Article:

•••

Jeannie Schulz, of course, is Charles' widow. Speaking of whom: Marc Crisafulli stopped by our message board to alert us to transcripts from a recent online chat she participated in on the website of The Washington Post. Nothing related to the lawsuit, of course, but an enjoyable read for Peanuts fans nonetheless.
Posted @ 3:30 AM by Dirk Deppey | permalink


Ronald Searle cartoon notebook to be auctioned
(Cartooning) Famed British cartoonist Ronald Searle is auctioning off a notebook containing thirty-seven pen-and-watercolor cartoons, originally created for the mid-1960s film Those Magnificent Men in Their Flying Machines. The Cambridge News
reports:

"Searle, who studied at Cambridge School of Art, designed the animated scenes for the film, which tells the story of the events surrounding the 1910 sponsored London to Paris air race, with a prize of £10,000....

"Catherine Porter, Sotheby's consultant, said: 'The sale provides a rare opportunity to acquire preliminary designs for one of the great classic comedy films by one of the best 20th Century satirical artists.' "

The auction will take place at Sotheby's of London on December 12th, as part of a sale of literature, history and children's books.
Posted @ 3:30 AM by Dirk Deppey | permalink


Grant Morrison: extensive disinformation
(Comic Books) I almost missed this; courtesy of a thread on the
Comicon message board comes word of this extended interview with acclaimed comics writer Grant Morrison from last year, recently posted at Disinfo.com, which covers every topic readers have come to expect from the man:

"JL: In a lot of your recent work you've been talking about moving into different worlds, putting on a suit and going into the corporate world, and I was wondering if maybe you're thinking about going in the direction of intellectual snobbery, or doing things other than comics, playing in different arenas if you will.

•••

Records supplied:
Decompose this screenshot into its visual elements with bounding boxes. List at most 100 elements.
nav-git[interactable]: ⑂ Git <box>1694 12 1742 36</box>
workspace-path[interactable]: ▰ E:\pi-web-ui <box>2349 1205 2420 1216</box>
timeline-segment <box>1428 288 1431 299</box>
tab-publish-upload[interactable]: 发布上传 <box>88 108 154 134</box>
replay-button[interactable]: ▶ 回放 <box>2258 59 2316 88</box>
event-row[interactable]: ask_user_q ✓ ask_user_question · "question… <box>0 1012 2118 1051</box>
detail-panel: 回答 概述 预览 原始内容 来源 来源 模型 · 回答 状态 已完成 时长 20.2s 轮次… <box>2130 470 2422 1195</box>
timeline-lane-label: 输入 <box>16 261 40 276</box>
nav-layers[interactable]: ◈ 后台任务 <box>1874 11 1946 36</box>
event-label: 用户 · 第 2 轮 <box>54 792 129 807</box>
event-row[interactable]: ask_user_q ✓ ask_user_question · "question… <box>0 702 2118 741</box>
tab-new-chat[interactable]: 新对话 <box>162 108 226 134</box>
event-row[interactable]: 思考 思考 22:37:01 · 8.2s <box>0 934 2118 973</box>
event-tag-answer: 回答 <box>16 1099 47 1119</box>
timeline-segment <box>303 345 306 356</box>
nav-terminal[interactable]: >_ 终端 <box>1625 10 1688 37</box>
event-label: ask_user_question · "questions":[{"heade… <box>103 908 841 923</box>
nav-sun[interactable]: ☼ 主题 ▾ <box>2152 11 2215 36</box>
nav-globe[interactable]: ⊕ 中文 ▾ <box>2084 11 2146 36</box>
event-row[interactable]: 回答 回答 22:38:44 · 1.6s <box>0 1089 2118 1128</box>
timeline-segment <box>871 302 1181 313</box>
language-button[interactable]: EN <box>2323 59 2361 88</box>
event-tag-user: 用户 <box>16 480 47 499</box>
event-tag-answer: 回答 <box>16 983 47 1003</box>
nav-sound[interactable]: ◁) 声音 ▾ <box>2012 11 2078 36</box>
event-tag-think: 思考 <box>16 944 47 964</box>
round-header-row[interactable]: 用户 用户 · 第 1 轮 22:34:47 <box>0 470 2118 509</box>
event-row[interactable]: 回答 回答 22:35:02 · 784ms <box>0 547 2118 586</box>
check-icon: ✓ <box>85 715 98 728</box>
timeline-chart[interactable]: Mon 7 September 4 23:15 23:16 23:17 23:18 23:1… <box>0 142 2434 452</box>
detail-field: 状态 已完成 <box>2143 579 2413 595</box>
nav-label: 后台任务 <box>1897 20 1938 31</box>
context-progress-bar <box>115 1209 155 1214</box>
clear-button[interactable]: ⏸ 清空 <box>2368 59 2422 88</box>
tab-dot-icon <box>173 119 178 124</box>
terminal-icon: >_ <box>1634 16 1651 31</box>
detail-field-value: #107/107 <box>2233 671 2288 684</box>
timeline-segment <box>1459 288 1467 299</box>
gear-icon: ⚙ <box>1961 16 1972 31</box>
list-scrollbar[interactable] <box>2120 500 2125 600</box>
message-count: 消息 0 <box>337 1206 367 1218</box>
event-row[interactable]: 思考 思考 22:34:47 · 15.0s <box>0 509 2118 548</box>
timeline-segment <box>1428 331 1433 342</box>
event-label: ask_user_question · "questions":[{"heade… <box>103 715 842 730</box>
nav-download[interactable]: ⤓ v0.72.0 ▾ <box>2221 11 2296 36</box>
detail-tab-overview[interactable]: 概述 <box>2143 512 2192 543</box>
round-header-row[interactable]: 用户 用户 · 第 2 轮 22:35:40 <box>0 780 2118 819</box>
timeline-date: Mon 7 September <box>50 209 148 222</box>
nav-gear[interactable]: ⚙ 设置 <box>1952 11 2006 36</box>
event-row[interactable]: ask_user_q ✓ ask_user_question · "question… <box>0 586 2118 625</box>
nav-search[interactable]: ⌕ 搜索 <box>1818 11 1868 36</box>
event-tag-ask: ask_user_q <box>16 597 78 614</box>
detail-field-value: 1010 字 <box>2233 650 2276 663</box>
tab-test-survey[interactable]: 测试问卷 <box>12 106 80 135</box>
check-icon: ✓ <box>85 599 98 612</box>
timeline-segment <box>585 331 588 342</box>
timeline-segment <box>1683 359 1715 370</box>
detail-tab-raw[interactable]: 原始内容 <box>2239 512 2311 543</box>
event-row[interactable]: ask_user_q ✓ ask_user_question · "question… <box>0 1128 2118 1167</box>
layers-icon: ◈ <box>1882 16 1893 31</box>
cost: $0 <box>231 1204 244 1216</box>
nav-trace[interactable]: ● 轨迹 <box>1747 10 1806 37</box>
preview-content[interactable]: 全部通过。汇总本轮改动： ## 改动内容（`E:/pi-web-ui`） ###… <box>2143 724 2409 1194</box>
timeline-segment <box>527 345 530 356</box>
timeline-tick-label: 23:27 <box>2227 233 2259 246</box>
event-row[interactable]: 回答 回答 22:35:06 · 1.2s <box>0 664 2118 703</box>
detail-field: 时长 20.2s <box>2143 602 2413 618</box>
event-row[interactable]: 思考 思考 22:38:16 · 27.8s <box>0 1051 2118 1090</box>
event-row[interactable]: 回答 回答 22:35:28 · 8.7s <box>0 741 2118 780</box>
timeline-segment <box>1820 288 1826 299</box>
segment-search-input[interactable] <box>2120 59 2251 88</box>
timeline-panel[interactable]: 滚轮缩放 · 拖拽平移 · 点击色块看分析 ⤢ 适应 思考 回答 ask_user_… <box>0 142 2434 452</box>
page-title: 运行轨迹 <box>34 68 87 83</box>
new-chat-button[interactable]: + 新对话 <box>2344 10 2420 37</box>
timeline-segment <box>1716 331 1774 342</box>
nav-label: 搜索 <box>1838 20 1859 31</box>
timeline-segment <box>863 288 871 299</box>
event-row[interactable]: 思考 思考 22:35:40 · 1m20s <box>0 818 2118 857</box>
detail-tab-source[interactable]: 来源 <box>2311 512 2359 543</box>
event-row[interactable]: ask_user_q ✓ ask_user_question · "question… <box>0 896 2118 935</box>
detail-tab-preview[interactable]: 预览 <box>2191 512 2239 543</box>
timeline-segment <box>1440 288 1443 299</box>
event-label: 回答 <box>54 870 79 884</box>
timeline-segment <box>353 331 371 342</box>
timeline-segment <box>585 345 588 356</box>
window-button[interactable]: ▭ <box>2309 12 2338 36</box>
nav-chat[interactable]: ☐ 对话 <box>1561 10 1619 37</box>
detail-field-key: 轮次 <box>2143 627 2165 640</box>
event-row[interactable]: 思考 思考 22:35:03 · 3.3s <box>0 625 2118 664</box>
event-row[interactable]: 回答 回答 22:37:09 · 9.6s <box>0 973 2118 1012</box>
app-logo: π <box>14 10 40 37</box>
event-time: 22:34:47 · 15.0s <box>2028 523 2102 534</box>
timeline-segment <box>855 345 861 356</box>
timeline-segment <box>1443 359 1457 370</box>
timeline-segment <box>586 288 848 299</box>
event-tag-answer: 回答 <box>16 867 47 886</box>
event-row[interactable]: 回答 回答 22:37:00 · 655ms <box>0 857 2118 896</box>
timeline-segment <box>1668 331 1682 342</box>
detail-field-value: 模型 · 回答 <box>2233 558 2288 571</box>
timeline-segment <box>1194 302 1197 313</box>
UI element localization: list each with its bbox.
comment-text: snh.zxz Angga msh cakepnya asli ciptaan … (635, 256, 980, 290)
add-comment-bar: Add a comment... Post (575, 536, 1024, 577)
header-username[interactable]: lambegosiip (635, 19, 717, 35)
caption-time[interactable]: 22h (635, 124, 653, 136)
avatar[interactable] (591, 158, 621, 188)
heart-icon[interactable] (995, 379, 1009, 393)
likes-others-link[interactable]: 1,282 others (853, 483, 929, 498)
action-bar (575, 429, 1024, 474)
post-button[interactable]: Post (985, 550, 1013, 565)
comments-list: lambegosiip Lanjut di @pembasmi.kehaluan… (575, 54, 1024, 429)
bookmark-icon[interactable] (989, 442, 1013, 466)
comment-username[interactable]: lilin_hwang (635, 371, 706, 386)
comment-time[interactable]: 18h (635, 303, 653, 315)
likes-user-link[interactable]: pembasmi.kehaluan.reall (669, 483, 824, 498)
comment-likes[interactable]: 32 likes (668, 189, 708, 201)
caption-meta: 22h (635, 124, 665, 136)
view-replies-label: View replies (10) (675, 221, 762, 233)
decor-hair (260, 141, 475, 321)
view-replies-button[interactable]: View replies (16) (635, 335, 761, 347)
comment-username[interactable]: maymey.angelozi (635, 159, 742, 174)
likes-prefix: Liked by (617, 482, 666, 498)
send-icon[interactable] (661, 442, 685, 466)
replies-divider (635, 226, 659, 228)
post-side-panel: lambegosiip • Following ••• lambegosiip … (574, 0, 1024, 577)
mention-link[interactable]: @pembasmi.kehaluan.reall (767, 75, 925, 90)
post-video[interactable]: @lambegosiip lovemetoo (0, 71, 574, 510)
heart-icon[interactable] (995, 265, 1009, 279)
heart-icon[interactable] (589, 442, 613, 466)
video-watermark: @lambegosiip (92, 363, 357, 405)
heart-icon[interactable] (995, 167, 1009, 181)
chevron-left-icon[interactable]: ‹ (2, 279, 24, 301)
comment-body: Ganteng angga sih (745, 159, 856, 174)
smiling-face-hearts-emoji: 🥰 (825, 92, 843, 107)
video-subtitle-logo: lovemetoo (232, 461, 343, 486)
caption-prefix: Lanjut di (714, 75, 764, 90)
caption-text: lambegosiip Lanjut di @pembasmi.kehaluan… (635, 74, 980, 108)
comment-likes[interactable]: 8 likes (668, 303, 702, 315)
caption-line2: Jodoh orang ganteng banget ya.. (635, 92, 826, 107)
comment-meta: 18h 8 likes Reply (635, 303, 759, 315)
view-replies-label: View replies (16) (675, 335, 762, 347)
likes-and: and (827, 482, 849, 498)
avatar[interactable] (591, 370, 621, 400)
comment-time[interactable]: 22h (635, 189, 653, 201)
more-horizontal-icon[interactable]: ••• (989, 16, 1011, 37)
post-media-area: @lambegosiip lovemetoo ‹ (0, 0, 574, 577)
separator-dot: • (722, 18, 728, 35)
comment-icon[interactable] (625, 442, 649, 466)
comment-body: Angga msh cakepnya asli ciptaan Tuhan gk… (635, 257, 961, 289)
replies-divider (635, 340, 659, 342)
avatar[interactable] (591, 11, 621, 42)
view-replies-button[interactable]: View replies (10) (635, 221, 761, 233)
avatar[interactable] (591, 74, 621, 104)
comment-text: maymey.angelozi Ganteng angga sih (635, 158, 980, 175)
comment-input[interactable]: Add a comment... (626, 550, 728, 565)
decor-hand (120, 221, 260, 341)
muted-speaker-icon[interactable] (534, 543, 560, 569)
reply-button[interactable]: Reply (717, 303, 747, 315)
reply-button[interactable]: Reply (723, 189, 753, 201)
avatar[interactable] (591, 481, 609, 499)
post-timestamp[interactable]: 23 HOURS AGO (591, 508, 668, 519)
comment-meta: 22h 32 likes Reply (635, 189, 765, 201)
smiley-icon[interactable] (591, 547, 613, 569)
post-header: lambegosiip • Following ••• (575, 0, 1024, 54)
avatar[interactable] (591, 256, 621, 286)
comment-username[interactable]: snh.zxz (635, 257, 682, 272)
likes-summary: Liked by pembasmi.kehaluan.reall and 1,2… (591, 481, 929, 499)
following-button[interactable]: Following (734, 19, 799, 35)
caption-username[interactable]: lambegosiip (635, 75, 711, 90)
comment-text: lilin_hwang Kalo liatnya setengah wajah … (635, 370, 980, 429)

•••

Short task 1:
Say whether each statement agrees with the comics news text, answering yes or no and quoting the text's deciding words: (a) the Searle notebook holds thirty-seven cartoons; (b) the Sotheby's auction will be held in Paris; (c) the Jeannie Schulz chat transcripts concern the lawsuit.
Short task 2:
Filter the records to every line containing the word "avatar", matching case exactly, and copy those lines.
The comics news text and the records are separate, unrelated material.

Correct result 1:
(a) Yes: "a notebook containing thirty-seven pen-and-watercolor cartoons"
(b) No: "The auction will take place at Sotheby's of London on December 12th"
(c) No: "Nothing related to the lawsuit"

Correct result 2:
avatar[interactable] (591, 158, 621, 188)
avatar[interactable] (591, 370, 621, 400)
avatar[interactable] (591, 11, 621, 42)
avatar[interactable] (591, 74, 621, 104)
avatar[interactable] (591, 481, 609, 499)
avatar[interactable] (591, 256, 621, 286)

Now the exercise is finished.